Determine which lines of the records include the word "部分属实", and copy them.

Stored data entries:
☆ ☆ ☆ ☆
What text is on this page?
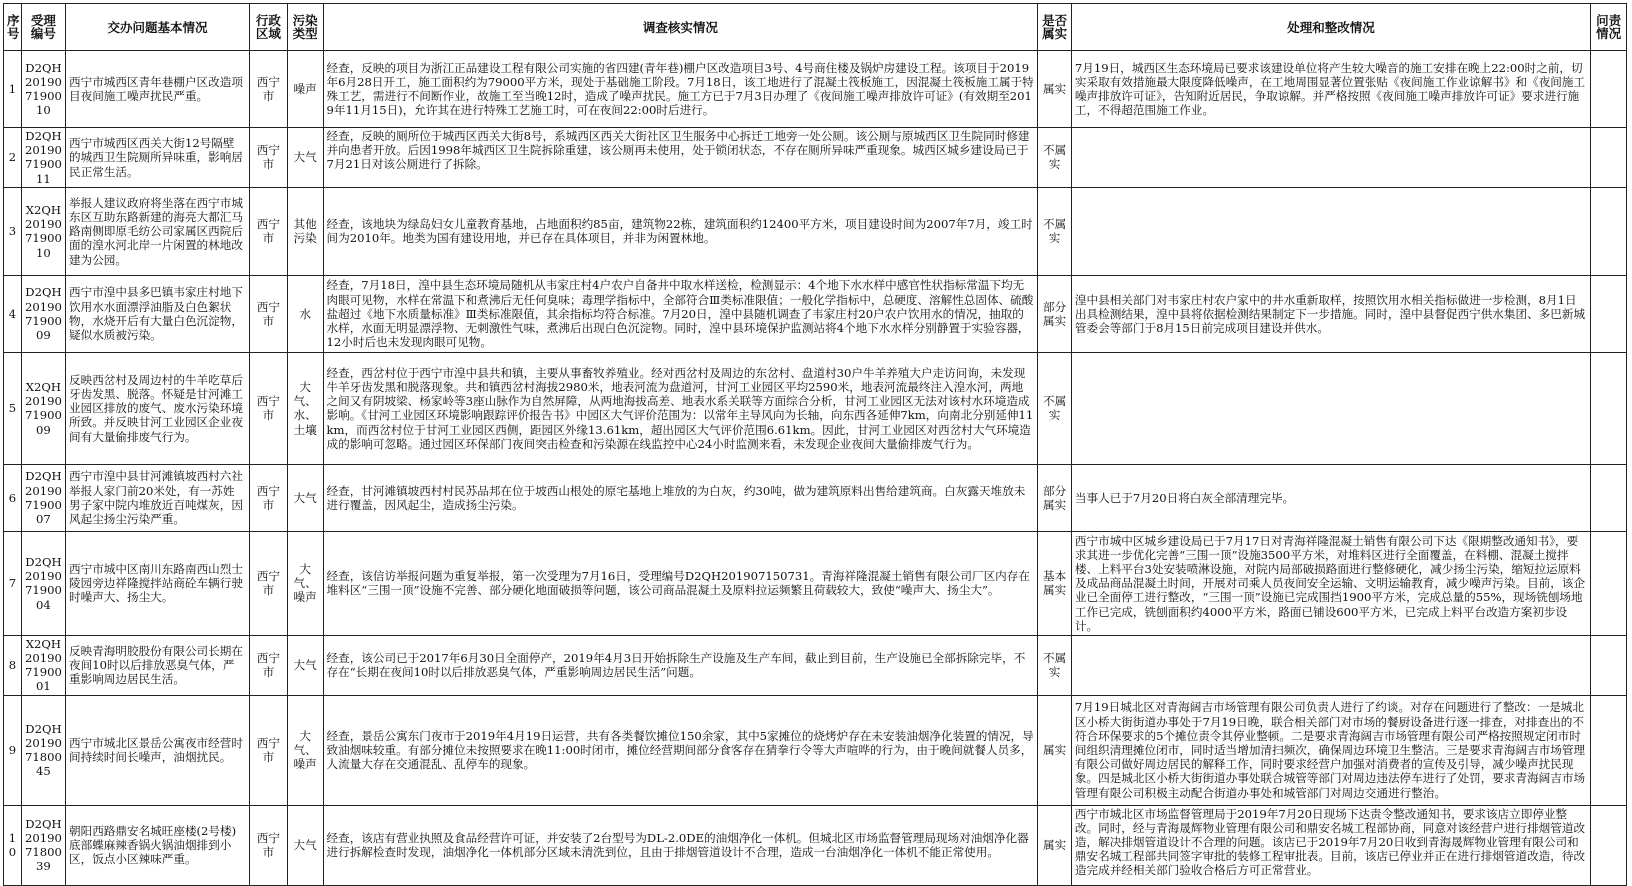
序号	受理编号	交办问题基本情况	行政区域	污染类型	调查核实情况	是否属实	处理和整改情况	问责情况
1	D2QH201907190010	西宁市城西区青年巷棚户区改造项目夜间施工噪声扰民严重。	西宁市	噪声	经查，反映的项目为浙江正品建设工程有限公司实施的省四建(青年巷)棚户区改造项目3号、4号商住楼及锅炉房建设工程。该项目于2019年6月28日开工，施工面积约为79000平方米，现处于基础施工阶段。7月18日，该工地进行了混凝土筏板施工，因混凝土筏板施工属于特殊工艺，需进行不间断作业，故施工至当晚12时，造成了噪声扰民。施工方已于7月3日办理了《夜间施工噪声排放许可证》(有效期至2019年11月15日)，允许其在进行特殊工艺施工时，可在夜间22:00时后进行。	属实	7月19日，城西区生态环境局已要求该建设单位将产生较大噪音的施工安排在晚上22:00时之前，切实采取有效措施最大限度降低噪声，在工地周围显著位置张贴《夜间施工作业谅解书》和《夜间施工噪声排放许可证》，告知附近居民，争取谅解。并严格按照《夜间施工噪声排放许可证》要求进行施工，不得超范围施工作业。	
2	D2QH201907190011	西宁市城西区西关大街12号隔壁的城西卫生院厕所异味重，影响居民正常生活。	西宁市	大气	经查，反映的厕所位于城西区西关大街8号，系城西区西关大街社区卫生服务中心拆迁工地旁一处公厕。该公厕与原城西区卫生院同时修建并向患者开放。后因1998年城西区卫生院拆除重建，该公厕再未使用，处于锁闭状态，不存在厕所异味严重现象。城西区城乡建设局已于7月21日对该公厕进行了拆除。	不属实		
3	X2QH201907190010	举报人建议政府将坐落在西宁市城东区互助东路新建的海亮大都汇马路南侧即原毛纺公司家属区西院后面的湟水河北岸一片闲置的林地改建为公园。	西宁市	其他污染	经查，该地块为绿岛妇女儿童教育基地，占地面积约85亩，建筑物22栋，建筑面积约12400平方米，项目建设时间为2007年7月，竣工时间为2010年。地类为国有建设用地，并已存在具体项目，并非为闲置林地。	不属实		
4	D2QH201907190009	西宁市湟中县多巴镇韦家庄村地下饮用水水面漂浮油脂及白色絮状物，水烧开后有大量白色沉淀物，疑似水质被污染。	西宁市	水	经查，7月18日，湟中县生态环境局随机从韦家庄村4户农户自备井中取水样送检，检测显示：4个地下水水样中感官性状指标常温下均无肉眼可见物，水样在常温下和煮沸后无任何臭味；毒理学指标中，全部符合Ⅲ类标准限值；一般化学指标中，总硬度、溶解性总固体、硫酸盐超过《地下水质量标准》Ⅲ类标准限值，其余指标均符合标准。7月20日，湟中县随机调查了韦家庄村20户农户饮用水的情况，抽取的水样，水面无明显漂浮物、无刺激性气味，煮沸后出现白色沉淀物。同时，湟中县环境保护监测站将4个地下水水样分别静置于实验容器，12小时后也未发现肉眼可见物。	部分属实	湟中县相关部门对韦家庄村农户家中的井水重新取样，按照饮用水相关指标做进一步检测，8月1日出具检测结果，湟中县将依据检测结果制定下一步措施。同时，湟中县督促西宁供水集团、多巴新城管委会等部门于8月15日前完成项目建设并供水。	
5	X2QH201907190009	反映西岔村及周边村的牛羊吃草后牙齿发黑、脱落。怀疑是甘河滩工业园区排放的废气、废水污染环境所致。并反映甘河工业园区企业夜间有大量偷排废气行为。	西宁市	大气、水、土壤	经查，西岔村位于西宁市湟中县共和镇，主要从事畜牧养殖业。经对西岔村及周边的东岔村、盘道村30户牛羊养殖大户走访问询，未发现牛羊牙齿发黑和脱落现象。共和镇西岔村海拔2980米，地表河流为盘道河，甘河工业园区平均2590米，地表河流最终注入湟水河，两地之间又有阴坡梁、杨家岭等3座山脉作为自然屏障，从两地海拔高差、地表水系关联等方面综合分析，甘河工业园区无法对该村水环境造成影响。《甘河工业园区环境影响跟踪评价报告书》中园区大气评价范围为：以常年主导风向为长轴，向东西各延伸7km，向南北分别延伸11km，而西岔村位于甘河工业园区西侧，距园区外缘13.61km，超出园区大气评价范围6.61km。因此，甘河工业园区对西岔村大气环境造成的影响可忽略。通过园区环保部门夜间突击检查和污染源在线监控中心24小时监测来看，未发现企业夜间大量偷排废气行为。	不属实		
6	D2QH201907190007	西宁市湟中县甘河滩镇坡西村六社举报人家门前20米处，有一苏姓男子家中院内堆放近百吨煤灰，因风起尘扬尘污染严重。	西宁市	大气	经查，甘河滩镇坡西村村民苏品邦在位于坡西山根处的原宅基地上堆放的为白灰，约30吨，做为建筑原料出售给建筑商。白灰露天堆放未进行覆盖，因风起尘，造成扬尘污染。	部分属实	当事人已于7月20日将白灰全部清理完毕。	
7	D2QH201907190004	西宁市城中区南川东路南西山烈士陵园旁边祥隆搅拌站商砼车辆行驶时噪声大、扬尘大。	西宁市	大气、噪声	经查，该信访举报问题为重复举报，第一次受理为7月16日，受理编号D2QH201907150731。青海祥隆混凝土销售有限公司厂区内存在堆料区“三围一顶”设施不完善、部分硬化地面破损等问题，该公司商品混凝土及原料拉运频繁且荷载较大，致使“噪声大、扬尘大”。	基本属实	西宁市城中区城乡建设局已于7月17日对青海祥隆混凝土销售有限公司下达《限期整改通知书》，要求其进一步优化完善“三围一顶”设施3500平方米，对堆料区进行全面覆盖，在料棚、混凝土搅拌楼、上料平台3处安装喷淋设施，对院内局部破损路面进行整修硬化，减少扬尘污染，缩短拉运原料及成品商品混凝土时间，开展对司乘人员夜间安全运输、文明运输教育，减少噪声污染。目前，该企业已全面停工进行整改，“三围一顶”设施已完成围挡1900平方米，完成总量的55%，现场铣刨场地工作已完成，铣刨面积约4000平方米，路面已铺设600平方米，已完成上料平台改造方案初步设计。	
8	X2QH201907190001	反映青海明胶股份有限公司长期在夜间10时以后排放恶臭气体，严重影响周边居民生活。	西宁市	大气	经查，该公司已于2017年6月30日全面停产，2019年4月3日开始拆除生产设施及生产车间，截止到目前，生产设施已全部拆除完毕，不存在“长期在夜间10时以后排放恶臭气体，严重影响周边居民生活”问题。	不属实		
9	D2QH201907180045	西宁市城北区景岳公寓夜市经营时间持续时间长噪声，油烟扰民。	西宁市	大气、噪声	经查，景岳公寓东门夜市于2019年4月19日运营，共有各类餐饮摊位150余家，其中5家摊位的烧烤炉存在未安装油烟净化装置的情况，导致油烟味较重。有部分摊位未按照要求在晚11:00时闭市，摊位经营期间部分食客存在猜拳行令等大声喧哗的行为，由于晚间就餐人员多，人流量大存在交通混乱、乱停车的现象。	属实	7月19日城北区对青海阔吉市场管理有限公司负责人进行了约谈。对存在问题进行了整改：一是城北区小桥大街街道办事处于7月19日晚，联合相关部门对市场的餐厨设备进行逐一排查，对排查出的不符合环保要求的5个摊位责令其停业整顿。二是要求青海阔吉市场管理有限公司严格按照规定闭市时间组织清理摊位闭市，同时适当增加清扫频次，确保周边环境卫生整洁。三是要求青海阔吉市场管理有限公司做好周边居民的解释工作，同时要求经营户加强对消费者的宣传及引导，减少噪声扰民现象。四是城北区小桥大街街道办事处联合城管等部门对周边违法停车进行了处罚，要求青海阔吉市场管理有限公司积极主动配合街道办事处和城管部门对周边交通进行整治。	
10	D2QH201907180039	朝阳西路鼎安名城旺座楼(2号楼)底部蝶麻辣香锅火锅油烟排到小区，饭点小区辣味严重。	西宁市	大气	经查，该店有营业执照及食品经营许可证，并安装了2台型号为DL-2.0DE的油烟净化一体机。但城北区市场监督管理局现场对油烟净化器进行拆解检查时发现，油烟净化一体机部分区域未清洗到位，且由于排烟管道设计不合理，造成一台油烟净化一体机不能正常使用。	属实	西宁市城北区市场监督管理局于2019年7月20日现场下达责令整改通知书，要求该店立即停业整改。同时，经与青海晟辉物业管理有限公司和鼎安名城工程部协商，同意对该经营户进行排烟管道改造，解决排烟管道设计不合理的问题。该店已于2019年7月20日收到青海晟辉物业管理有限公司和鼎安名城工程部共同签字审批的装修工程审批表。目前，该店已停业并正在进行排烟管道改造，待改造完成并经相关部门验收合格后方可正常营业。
☆ ☆ ☆ ☆
• _The completed task_
4	D2QH201907190009	西宁市湟中县多巴镇韦家庄村地下饮用水水面漂浮油脂及白色絮状物，水烧开后有大量白色沉淀物，疑似水质被污染。	西宁市	水	经查，7月18日，湟中县生态环境局随机从韦家庄村4户农户自备井中取水样送检，检测显示：4个地下水水样中感官性状指标常温下均无肉眼可见物，水样在常温下和煮沸后无任何臭味；毒理学指标中，全部符合Ⅲ类标准限值；一般化学指标中，总硬度、溶解性总固体、硫酸盐超过《地下水质量标准》Ⅲ类标准限值，其余指标均符合标准。7月20日，湟中县随机调查了韦家庄村20户农户饮用水的情况，抽取的水样，水面无明显漂浮物、无刺激性气味，煮沸后出现白色沉淀物。同时，湟中县环境保护监测站将4个地下水水样分别静置于实验容器，12小时后也未发现肉眼可见物。	部分属实	湟中县相关部门对韦家庄村农户家中的井水重新取样，按照饮用水相关指标做进一步检测，8月1日出具检测结果，湟中县将依据检测结果制定下一步措施。同时，湟中县督促西宁供水集团、多巴新城管委会等部门于8月15日前完成项目建设并供水。	
6	D2QH201907190007	西宁市湟中县甘河滩镇坡西村六社举报人家门前20米处，有一苏姓男子家中院内堆放近百吨煤灰，因风起尘扬尘污染严重。	西宁市	大气	经查，甘河滩镇坡西村村民苏品邦在位于坡西山根处的原宅基地上堆放的为白灰，约30吨，做为建筑原料出售给建筑商。白灰露天堆放未进行覆盖，因风起尘，造成扬尘污染。	部分属实	当事人已于7月20日将白灰全部清理完毕。	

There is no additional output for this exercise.